Task goal: Report the number of lines containing "Dual", with no other words.

Data provided:
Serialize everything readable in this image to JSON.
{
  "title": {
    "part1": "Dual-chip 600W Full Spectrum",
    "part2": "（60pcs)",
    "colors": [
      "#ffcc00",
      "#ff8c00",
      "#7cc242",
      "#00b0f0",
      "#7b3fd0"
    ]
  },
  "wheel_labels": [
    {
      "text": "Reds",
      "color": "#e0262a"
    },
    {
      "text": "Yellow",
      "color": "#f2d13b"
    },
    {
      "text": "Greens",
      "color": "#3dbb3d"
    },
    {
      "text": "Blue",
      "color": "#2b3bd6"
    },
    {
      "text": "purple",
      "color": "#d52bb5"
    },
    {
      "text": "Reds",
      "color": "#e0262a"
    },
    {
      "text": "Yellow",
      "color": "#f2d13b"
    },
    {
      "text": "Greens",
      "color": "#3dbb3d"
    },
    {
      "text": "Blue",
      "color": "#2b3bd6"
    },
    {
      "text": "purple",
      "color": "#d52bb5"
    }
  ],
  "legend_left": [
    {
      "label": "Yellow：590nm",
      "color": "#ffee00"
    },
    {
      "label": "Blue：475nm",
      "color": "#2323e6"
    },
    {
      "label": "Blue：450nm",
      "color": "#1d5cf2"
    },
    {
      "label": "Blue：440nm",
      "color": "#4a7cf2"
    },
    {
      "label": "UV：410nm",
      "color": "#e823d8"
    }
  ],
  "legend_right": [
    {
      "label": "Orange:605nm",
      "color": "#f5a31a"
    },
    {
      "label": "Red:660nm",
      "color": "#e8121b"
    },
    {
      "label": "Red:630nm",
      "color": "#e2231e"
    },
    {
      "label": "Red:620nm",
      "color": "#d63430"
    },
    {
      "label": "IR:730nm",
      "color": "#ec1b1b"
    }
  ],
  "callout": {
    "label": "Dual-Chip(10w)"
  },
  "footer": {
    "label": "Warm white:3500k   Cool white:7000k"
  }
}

Reply: 2